- Goal: Without the pictures, set down every line of the data exactly.

[Figure contents as structured data]
-- start --
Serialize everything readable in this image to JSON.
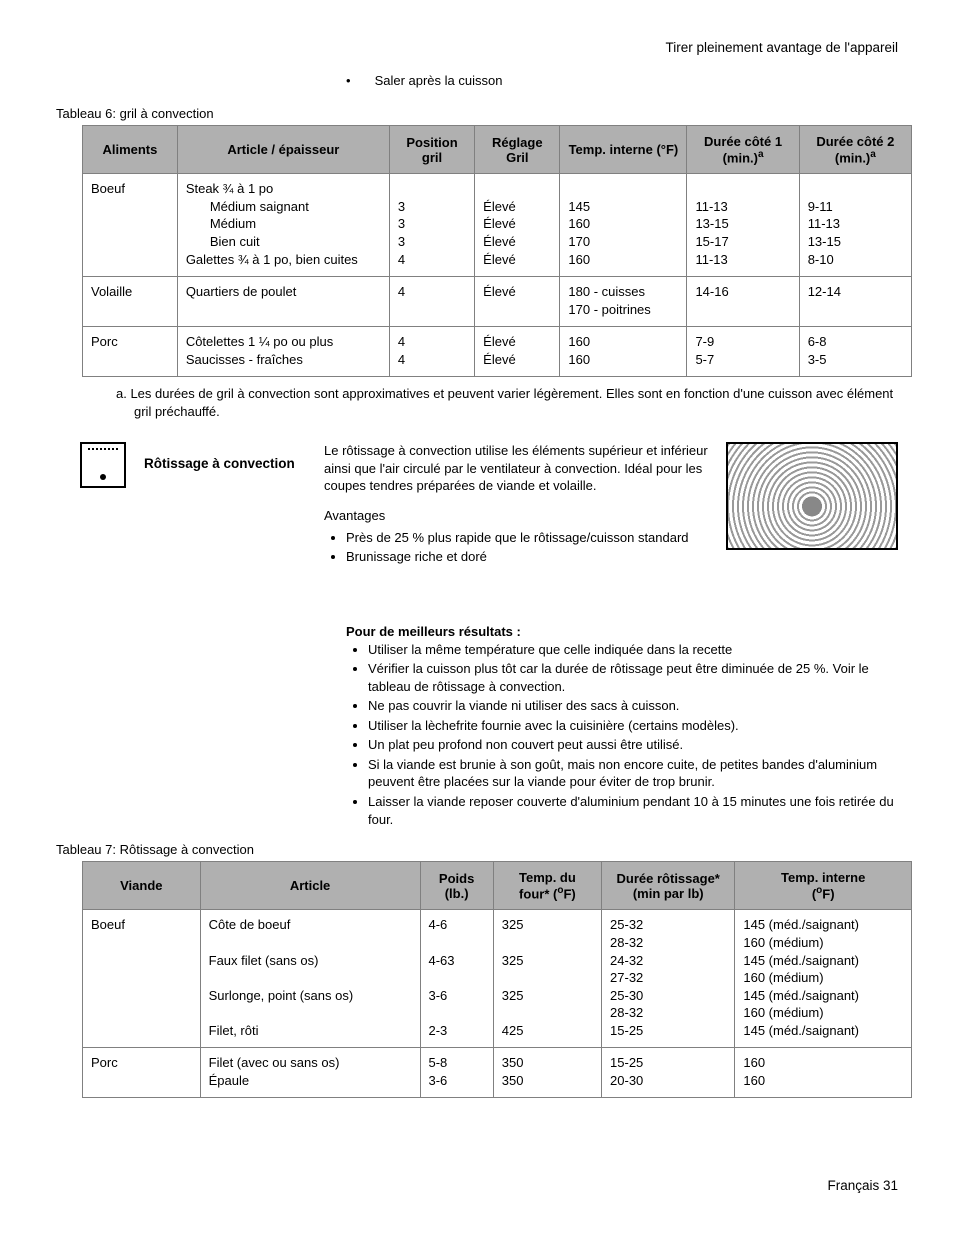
{
  "header_right": "Tirer pleinement avantage de l'appareil",
  "top_bullet": "Saler après la cuisson",
  "table6": {
    "caption": "Tableau 6: gril à convection",
    "columns": [
      "Aliments",
      "Article / épaisseur",
      "Position gril",
      "Réglage Gril",
      "Temp. interne (°F)",
      "Durée côté 1 (min.)ᵃ",
      "Durée côté 2 (min.)ᵃ"
    ],
    "rows": [
      {
        "aliment": "Boeuf",
        "article_main": "Steak  ¾ à 1 po",
        "sub": [
          "Médium saignant",
          "Médium",
          "Bien cuit"
        ],
        "extra": "Galettes ¾ à 1 po, bien cuites",
        "pos": [
          "3",
          "3",
          "3",
          "4"
        ],
        "reglage": [
          "Élevé",
          "Élevé",
          "Élevé",
          "Élevé"
        ],
        "temp": [
          "145",
          "160",
          "170",
          "160"
        ],
        "d1": [
          "11-13",
          "13-15",
          "15-17",
          "11-13"
        ],
        "d2": [
          "9-11",
          "11-13",
          "13-15",
          "8-10"
        ]
      },
      {
        "aliment": "Volaille",
        "article_main": "Quartiers de poulet",
        "pos": [
          "4"
        ],
        "reglage": [
          "Élevé"
        ],
        "temp": [
          "180 - cuisses",
          "170 - poitrines"
        ],
        "d1": [
          "14-16"
        ],
        "d2": [
          "12-14"
        ]
      },
      {
        "aliment": "Porc",
        "article_lines": [
          "Côtelettes 1 ¼ po ou plus",
          "Saucisses - fraîches"
        ],
        "pos": [
          "4",
          "4"
        ],
        "reglage": [
          "Élevé",
          "Élevé"
        ],
        "temp": [
          "160",
          "160"
        ],
        "d1": [
          "7-9",
          "5-7"
        ],
        "d2": [
          "6-8",
          "3-5"
        ]
      }
    ],
    "footnote": "a. Les durées de gril à convection sont approximatives et peuvent varier légèrement. Elles sont en fonction d'une cuisson avec élément gril préchauffé."
  },
  "section": {
    "title": "Rôtissage à convection",
    "intro": "Le rôtissage à convection utilise les éléments supérieur et inférieur ainsi que l'air circulé par le ventilateur à convection. Idéal pour les coupes tendres préparées de viande et volaille.",
    "advantages_label": "Avantages",
    "advantages": [
      "Près de 25 % plus rapide que le rôtissage/cuisson standard",
      "Brunissage riche et doré"
    ]
  },
  "results": {
    "title": "Pour de meilleurs résultats :",
    "items": [
      "Utiliser la même température que celle indiquée dans la recette",
      "Vérifier la cuisson plus tôt car la durée de rôtissage peut être diminuée de 25 %. Voir le tableau de rôtissage à convection.",
      "Ne pas couvrir la viande ni utiliser des sacs à cuisson.",
      "Utiliser la lèchefrite fournie avec la cuisinière (certains modèles).",
      "Un plat peu profond non couvert peut aussi être utilisé.",
      "Si la viande est brunie à son goût, mais non encore cuite, de petites bandes d'aluminium peuvent être placées sur la viande pour éviter de trop brunir.",
      "Laisser la viande reposer couverte d'aluminium pendant 10 à 15 minutes une fois retirée du four."
    ]
  },
  "table7": {
    "caption": "Tableau 7: Rôtissage à convection",
    "columns": [
      "Viande",
      "Article",
      "Poids (lb.)",
      "Temp. du four* (°F)",
      "Durée rôtissage* (min par lb)",
      "Temp. interne (°F)"
    ],
    "rows": [
      {
        "viande": "Boeuf",
        "articles": [
          "Côte de boeuf",
          "",
          "Faux filet (sans os)",
          "",
          "Surlonge, point (sans os)",
          "",
          "Filet, rôti"
        ],
        "poids": [
          "4-6",
          "",
          "4-63",
          "",
          "3-6",
          "",
          "2-3"
        ],
        "four": [
          "325",
          "",
          "325",
          "",
          "325",
          "",
          "425"
        ],
        "duree": [
          "25-32",
          "28-32",
          "24-32",
          "27-32",
          "25-30",
          "28-32",
          "15-25"
        ],
        "interne": [
          "145 (méd./saignant)",
          "160 (médium)",
          "145 (méd./saignant)",
          "160 (médium)",
          "145 (méd./saignant)",
          "160 (médium)",
          "145 (méd./saignant)"
        ]
      },
      {
        "viande": "Porc",
        "articles": [
          "Filet (avec ou sans os)",
          "Épaule"
        ],
        "poids": [
          "5-8",
          "3-6"
        ],
        "four": [
          "350",
          "350"
        ],
        "duree": [
          "15-25",
          "20-30"
        ],
        "interne": [
          "160",
          "160"
        ]
      }
    ]
  },
  "footer": "Français 31"
}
-- end --
- Right answer:
Serialize everything readable in this image to JSON.
{
  "header_right": "Tirer pleinement avantage de l'appareil",
  "top_bullet": "Saler après la cuisson",
  "table6": {
    "caption": "Tableau 6: gril à convection",
    "columns": [
      "Aliments",
      "Article / épaisseur",
      "Position gril",
      "Réglage Gril",
      "Temp. interne (°F)",
      "Durée côté 1 (min.)ᵃ",
      "Durée côté 2 (min.)ᵃ"
    ],
    "rows": [
      {
        "aliment": "Boeuf",
        "article_main": "Steak  ¾ à 1 po",
        "sub": [
          "Médium saignant",
          "Médium",
          "Bien cuit"
        ],
        "extra": "Galettes ¾ à 1 po, bien cuites",
        "pos": [
          "3",
          "3",
          "3",
          "4"
        ],
        "reglage": [
          "Élevé",
          "Élevé",
          "Élevé",
          "Élevé"
        ],
        "temp": [
          "145",
          "160",
          "170",
          "160"
        ],
        "d1": [
          "11-13",
          "13-15",
          "15-17",
          "11-13"
        ],
        "d2": [
          "9-11",
          "11-13",
          "13-15",
          "8-10"
        ]
      },
      {
        "aliment": "Volaille",
        "article_main": "Quartiers de poulet",
        "pos": [
          "4"
        ],
        "reglage": [
          "Élevé"
        ],
        "temp": [
          "180 - cuisses",
          "170 - poitrines"
        ],
        "d1": [
          "14-16"
        ],
        "d2": [
          "12-14"
        ]
      },
      {
        "aliment": "Porc",
        "article_lines": [
          "Côtelettes 1 ¼ po ou plus",
          "Saucisses - fraîches"
        ],
        "pos": [
          "4",
          "4"
        ],
        "reglage": [
          "Élevé",
          "Élevé"
        ],
        "temp": [
          "160",
          "160"
        ],
        "d1": [
          "7-9",
          "5-7"
        ],
        "d2": [
          "6-8",
          "3-5"
        ]
      }
    ],
    "footnote": "a. Les durées de gril à convection sont approximatives et peuvent varier légèrement. Elles sont en fonction d'une cuisson avec élément gril préchauffé."
  },
  "section": {
    "title": "Rôtissage à convection",
    "intro": "Le rôtissage à convection utilise les éléments supérieur et inférieur ainsi que l'air circulé par le ventilateur à convection. Idéal pour les coupes tendres préparées de viande et volaille.",
    "advantages_label": "Avantages",
    "advantages": [
      "Près de 25 % plus rapide que le rôtissage/cuisson standard",
      "Brunissage riche et doré"
    ]
  },
  "results": {
    "title": "Pour de meilleurs résultats :",
    "items": [
      "Utiliser la même température que celle indiquée dans la recette",
      "Vérifier la cuisson plus tôt car la durée de rôtissage peut être diminuée de 25 %. Voir le tableau de rôtissage à convection.",
      "Ne pas couvrir la viande ni utiliser des sacs à cuisson.",
      "Utiliser la lèchefrite fournie avec la cuisinière (certains modèles).",
      "Un plat peu profond non couvert peut aussi être utilisé.",
      "Si la viande est brunie à son goût, mais non encore cuite, de petites bandes d'aluminium peuvent être placées sur la viande pour éviter de trop brunir.",
      "Laisser la viande reposer couverte d'aluminium pendant 10 à 15 minutes une fois retirée du four."
    ]
  },
  "table7": {
    "caption": "Tableau 7: Rôtissage à convection",
    "columns": [
      "Viande",
      "Article",
      "Poids (lb.)",
      "Temp. du four* (°F)",
      "Durée rôtissage* (min par lb)",
      "Temp. interne (°F)"
    ],
    "rows": [
      {
        "viande": "Boeuf",
        "articles": [
          "Côte de boeuf",
          "",
          "Faux filet (sans os)",
          "",
          "Surlonge, point (sans os)",
          "",
          "Filet, rôti"
        ],
        "poids": [
          "4-6",
          "",
          "4-63",
          "",
          "3-6",
          "",
          "2-3"
        ],
        "four": [
          "325",
          "",
          "325",
          "",
          "325",
          "",
          "425"
        ],
        "duree": [
          "25-32",
          "28-32",
          "24-32",
          "27-32",
          "25-30",
          "28-32",
          "15-25"
        ],
        "interne": [
          "145 (méd./saignant)",
          "160 (médium)",
          "145 (méd./saignant)",
          "160 (médium)",
          "145 (méd./saignant)",
          "160 (médium)",
          "145 (méd./saignant)"
        ]
      },
      {
        "viande": "Porc",
        "articles": [
          "Filet (avec ou sans os)",
          "Épaule"
        ],
        "poids": [
          "5-8",
          "3-6"
        ],
        "four": [
          "350",
          "350"
        ],
        "duree": [
          "15-25",
          "20-30"
        ],
        "interne": [
          "160",
          "160"
        ]
      }
    ]
  },
  "footer": "Français 31"
}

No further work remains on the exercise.